-- Start RECORDS FOR THE EXERCISE --
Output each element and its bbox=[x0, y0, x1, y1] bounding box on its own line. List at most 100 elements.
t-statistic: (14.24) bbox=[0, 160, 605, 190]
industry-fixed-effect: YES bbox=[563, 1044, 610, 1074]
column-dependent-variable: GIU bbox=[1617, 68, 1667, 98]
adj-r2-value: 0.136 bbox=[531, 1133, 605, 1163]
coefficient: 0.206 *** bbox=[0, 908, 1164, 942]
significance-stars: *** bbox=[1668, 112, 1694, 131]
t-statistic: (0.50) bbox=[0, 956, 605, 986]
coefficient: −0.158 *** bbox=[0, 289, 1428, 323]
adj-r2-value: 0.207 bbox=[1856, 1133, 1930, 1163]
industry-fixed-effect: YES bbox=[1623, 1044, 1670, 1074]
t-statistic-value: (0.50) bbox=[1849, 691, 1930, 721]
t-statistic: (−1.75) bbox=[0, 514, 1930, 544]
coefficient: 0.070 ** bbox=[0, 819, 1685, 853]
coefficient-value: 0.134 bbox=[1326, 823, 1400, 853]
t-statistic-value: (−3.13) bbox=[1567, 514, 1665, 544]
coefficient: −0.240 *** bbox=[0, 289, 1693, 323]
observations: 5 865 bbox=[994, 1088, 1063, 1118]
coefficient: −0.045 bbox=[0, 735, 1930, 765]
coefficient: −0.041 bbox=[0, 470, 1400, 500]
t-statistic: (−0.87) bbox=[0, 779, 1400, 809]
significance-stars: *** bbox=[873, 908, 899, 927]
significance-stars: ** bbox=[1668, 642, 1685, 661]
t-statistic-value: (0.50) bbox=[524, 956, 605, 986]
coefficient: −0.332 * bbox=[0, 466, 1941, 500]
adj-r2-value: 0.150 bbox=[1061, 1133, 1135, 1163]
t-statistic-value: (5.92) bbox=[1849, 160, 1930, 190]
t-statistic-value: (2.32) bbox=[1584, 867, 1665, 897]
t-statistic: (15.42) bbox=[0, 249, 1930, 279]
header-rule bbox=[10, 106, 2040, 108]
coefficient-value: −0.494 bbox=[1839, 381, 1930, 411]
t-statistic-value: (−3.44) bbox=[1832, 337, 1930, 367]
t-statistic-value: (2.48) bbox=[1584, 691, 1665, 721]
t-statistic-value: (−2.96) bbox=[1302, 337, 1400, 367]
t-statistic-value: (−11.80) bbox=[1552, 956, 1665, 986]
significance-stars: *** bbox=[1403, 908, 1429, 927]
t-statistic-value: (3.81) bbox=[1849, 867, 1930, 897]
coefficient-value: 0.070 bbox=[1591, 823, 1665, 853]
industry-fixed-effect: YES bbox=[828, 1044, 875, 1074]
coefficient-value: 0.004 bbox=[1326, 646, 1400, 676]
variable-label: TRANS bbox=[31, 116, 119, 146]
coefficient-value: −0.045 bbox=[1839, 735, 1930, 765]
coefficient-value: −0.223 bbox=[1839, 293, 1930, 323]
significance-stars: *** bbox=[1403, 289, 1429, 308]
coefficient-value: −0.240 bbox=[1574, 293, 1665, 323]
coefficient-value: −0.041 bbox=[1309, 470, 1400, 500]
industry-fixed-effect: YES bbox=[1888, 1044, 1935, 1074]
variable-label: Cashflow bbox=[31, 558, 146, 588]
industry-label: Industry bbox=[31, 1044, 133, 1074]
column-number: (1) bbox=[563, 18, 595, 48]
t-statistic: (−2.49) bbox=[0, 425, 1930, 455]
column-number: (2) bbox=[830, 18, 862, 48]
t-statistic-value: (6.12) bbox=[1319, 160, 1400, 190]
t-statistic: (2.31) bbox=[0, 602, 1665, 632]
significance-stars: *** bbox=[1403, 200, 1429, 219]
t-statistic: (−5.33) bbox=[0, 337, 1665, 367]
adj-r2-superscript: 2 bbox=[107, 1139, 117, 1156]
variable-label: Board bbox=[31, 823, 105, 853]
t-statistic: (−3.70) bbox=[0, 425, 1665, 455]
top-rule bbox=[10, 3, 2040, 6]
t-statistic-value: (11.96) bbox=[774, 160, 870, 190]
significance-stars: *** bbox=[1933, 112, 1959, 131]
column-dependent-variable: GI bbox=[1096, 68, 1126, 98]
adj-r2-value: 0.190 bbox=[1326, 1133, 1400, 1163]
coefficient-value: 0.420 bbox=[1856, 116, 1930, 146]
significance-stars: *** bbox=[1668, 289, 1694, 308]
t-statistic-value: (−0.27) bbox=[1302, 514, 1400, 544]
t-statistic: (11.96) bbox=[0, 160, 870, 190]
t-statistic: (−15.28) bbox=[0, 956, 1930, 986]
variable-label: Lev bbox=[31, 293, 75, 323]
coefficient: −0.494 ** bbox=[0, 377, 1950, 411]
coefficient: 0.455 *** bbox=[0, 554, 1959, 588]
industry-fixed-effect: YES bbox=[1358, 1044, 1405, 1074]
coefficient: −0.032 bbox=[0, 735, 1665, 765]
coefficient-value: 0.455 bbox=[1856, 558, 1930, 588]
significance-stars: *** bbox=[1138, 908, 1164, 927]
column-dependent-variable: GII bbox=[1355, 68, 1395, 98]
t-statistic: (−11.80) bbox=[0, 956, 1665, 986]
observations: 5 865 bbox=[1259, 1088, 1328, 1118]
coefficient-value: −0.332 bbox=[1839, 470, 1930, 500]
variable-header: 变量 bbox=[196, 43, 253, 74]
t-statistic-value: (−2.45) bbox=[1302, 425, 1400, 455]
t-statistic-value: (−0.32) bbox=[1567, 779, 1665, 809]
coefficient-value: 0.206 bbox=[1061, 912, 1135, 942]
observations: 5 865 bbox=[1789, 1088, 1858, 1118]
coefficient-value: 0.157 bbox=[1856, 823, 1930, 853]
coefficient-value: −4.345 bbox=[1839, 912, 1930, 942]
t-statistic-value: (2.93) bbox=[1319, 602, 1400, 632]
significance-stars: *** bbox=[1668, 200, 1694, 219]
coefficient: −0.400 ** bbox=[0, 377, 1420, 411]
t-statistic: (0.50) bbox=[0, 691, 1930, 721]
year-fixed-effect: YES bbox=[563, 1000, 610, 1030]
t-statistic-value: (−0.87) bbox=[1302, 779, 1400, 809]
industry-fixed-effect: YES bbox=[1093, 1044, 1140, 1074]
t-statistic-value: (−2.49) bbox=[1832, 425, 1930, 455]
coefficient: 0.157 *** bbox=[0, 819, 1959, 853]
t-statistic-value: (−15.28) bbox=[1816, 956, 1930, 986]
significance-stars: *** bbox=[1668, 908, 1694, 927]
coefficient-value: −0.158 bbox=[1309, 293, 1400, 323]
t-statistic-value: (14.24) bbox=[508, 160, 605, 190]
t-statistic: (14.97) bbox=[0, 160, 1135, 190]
-- End RECORDS FOR THE EXERCISE --
§ WRITTEN REQUEST
Reproduce the data above with every occurrence of "industry-fixed-effect" swapped for "sector-fixed-effect", keeping all other text the same.

§ FINAL RESULT
Output each element and its bbox=[x0, y0, x1, y1] bounding box on its own line. List at most 100 elements.
t-statistic: (14.24) bbox=[0, 160, 605, 190]
sector-fixed-effect: YES bbox=[563, 1044, 610, 1074]
column-dependent-variable: GIU bbox=[1617, 68, 1667, 98]
adj-r2-value: 0.136 bbox=[531, 1133, 605, 1163]
coefficient: 0.206 *** bbox=[0, 908, 1164, 942]
significance-stars: *** bbox=[1668, 112, 1694, 131]
t-statistic: (0.50) bbox=[0, 956, 605, 986]
coefficient: −0.158 *** bbox=[0, 289, 1428, 323]
adj-r2-value: 0.207 bbox=[1856, 1133, 1930, 1163]
sector-fixed-effect: YES bbox=[1623, 1044, 1670, 1074]
t-statistic-value: (0.50) bbox=[1849, 691, 1930, 721]
t-statistic: (−1.75) bbox=[0, 514, 1930, 544]
coefficient: 0.070 ** bbox=[0, 819, 1685, 853]
coefficient-value: 0.134 bbox=[1326, 823, 1400, 853]
t-statistic-value: (−3.13) bbox=[1567, 514, 1665, 544]
coefficient: −0.240 *** bbox=[0, 289, 1693, 323]
observations: 5 865 bbox=[994, 1088, 1063, 1118]
coefficient: −0.045 bbox=[0, 735, 1930, 765]
coefficient: −0.041 bbox=[0, 470, 1400, 500]
t-statistic: (−0.87) bbox=[0, 779, 1400, 809]
significance-stars: *** bbox=[873, 908, 899, 927]
significance-stars: ** bbox=[1668, 642, 1685, 661]
t-statistic-value: (0.50) bbox=[524, 956, 605, 986]
coefficient: −0.332 * bbox=[0, 466, 1941, 500]
adj-r2-value: 0.150 bbox=[1061, 1133, 1135, 1163]
t-statistic-value: (5.92) bbox=[1849, 160, 1930, 190]
t-statistic-value: (2.32) bbox=[1584, 867, 1665, 897]
t-statistic: (15.42) bbox=[0, 249, 1930, 279]
header-rule bbox=[10, 106, 2040, 108]
coefficient-value: −0.494 bbox=[1839, 381, 1930, 411]
t-statistic-value: (−3.44) bbox=[1832, 337, 1930, 367]
t-statistic-value: (2.48) bbox=[1584, 691, 1665, 721]
t-statistic-value: (−2.96) bbox=[1302, 337, 1400, 367]
t-statistic-value: (−11.80) bbox=[1552, 956, 1665, 986]
significance-stars: *** bbox=[1403, 908, 1429, 927]
t-statistic-value: (3.81) bbox=[1849, 867, 1930, 897]
coefficient-value: 0.070 bbox=[1591, 823, 1665, 853]
sector-fixed-effect: YES bbox=[828, 1044, 875, 1074]
coefficient-value: 0.004 bbox=[1326, 646, 1400, 676]
variable-label: TRANS bbox=[31, 116, 119, 146]
coefficient-value: −0.045 bbox=[1839, 735, 1930, 765]
coefficient-value: −0.223 bbox=[1839, 293, 1930, 323]
significance-stars: *** bbox=[1403, 289, 1429, 308]
coefficient-value: −0.240 bbox=[1574, 293, 1665, 323]
coefficient-value: −0.041 bbox=[1309, 470, 1400, 500]
sector-fixed-effect: YES bbox=[1888, 1044, 1935, 1074]
variable-label: Cashflow bbox=[31, 558, 146, 588]
industry-label: Industry bbox=[31, 1044, 133, 1074]
column-number: (1) bbox=[563, 18, 595, 48]
t-statistic: (−2.49) bbox=[0, 425, 1930, 455]
column-number: (2) bbox=[830, 18, 862, 48]
t-statistic-value: (6.12) bbox=[1319, 160, 1400, 190]
t-statistic: (2.31) bbox=[0, 602, 1665, 632]
significance-stars: *** bbox=[1403, 200, 1429, 219]
t-statistic: (−5.33) bbox=[0, 337, 1665, 367]
adj-r2-superscript: 2 bbox=[107, 1139, 117, 1156]
variable-label: Board bbox=[31, 823, 105, 853]
t-statistic: (−3.70) bbox=[0, 425, 1665, 455]
top-rule bbox=[10, 3, 2040, 6]
t-statistic-value: (11.96) bbox=[774, 160, 870, 190]
significance-stars: *** bbox=[1933, 112, 1959, 131]
column-dependent-variable: GI bbox=[1096, 68, 1126, 98]
adj-r2-value: 0.190 bbox=[1326, 1133, 1400, 1163]
coefficient-value: 0.420 bbox=[1856, 116, 1930, 146]
significance-stars: *** bbox=[1668, 289, 1694, 308]
t-statistic-value: (−0.27) bbox=[1302, 514, 1400, 544]
t-statistic: (11.96) bbox=[0, 160, 870, 190]
t-statistic: (−15.28) bbox=[0, 956, 1930, 986]
variable-label: Lev bbox=[31, 293, 75, 323]
coefficient: −0.494 ** bbox=[0, 377, 1950, 411]
coefficient: 0.455 *** bbox=[0, 554, 1959, 588]
sector-fixed-effect: YES bbox=[1358, 1044, 1405, 1074]
coefficient: −0.032 bbox=[0, 735, 1665, 765]
coefficient-value: 0.455 bbox=[1856, 558, 1930, 588]
significance-stars: *** bbox=[1138, 908, 1164, 927]
column-dependent-variable: GII bbox=[1355, 68, 1395, 98]
t-statistic: (−11.80) bbox=[0, 956, 1665, 986]
observations: 5 865 bbox=[1259, 1088, 1328, 1118]
coefficient-value: −0.332 bbox=[1839, 470, 1930, 500]
variable-header: 变量 bbox=[196, 43, 253, 74]
t-statistic-value: (−2.45) bbox=[1302, 425, 1400, 455]
t-statistic-value: (−0.32) bbox=[1567, 779, 1665, 809]
coefficient-value: 0.206 bbox=[1061, 912, 1135, 942]
observations: 5 865 bbox=[1789, 1088, 1858, 1118]
coefficient-value: 0.157 bbox=[1856, 823, 1930, 853]
coefficient-value: −4.345 bbox=[1839, 912, 1930, 942]
t-statistic-value: (2.93) bbox=[1319, 602, 1400, 632]
significance-stars: *** bbox=[1668, 200, 1694, 219]
coefficient: −0.400 ** bbox=[0, 377, 1420, 411]
t-statistic: (0.50) bbox=[0, 691, 1930, 721]
year-fixed-effect: YES bbox=[563, 1000, 610, 1030]
t-statistic-value: (−0.87) bbox=[1302, 779, 1400, 809]
sector-fixed-effect: YES bbox=[1093, 1044, 1140, 1074]
t-statistic-value: (−2.49) bbox=[1832, 425, 1930, 455]
coefficient: 0.157 *** bbox=[0, 819, 1959, 853]
t-statistic-value: (−15.28) bbox=[1816, 956, 1930, 986]
significance-stars: *** bbox=[1668, 908, 1694, 927]
coefficient-value: −0.158 bbox=[1309, 293, 1400, 323]
t-statistic-value: (14.24) bbox=[508, 160, 605, 190]
t-statistic: (14.97) bbox=[0, 160, 1135, 190]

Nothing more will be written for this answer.